**INSTRUCTIONS TO FOLLOW**
Repeat the line that contains "Decode this image" and all lines after it through the end, exactly as they are, minus the pictures.

★ ★ ★ ★ ★ ★ ★

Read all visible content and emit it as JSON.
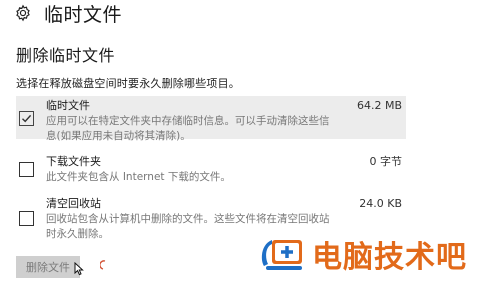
{
  "header": {
    "title": "临时文件",
    "icon": "gear-icon"
  },
  "section": {
    "title": "删除临时文件",
    "description": "选择在释放磁盘空间时要永久删除哪些项目。"
  },
  "items": [
    {
      "label": "临时文件",
      "size": "64.2 MB",
      "desc_line1": "应用可以在特定文件夹中存储临时信息。可以手动清除这些信",
      "desc_line2": "息(如果应用未自动将其清除)。",
      "checked": true
    },
    {
      "label": "下载文件夹",
      "size": "0 字节",
      "desc_line1": "此文件夹包含从 Internet 下载的文件。",
      "checked": false
    },
    {
      "label": "清空回收站",
      "size": "24.0 KB",
      "desc_line1": "回收站包含从计算机中删除的文件。这些文件将在清空回收站",
      "desc_line2": "时永久删除。",
      "checked": false
    }
  ],
  "button": {
    "delete_label": "删除文件"
  },
  "watermark": {
    "text": "电脑技术吧",
    "color": "#e26a1a"
  }
}
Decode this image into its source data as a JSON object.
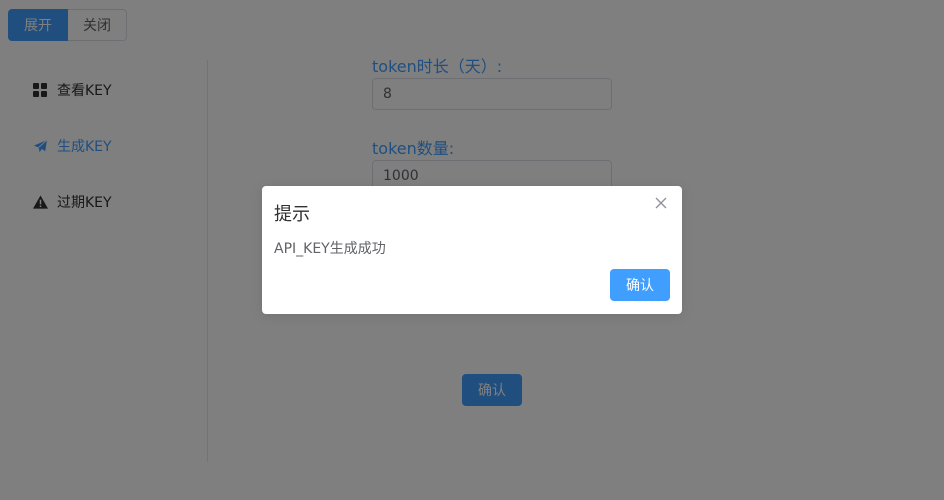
{
  "toolbar": {
    "expand_label": "展开",
    "close_label": "关闭"
  },
  "sidebar": {
    "items": [
      {
        "label": "查看KEY",
        "icon": "grid-icon"
      },
      {
        "label": "生成KEY",
        "icon": "paper-plane-icon",
        "active": true
      },
      {
        "label": "过期KEY",
        "icon": "warning-icon"
      }
    ]
  },
  "form": {
    "duration_label": "token时长（天）:",
    "duration_value": "8",
    "count_label": "token数量:",
    "count_value": "1000",
    "submit_label": "确认"
  },
  "dialog": {
    "title": "提示",
    "message": "API_KEY生成成功",
    "confirm_label": "确认"
  },
  "colors": {
    "primary": "#409eff",
    "overlay": "rgba(0,0,0,0.5)"
  }
}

★ ★ ★ ★ ★ ★ ★

**SOLUTION TO THE PROBLEM**
Decode this image into its source data as a JSON object.
{
  "toolbar": {
    "expand_label": "展开",
    "close_label": "关闭"
  },
  "sidebar": {
    "items": [
      {
        "label": "查看KEY",
        "icon": "grid-icon"
      },
      {
        "label": "生成KEY",
        "icon": "paper-plane-icon",
        "active": true
      },
      {
        "label": "过期KEY",
        "icon": "warning-icon"
      }
    ]
  },
  "form": {
    "duration_label": "token时长（天）:",
    "duration_value": "8",
    "count_label": "token数量:",
    "count_value": "1000",
    "submit_label": "确认"
  },
  "dialog": {
    "title": "提示",
    "message": "API_KEY生成成功",
    "confirm_label": "确认"
  },
  "colors": {
    "primary": "#409eff",
    "overlay": "rgba(0,0,0,0.5)"
  }
}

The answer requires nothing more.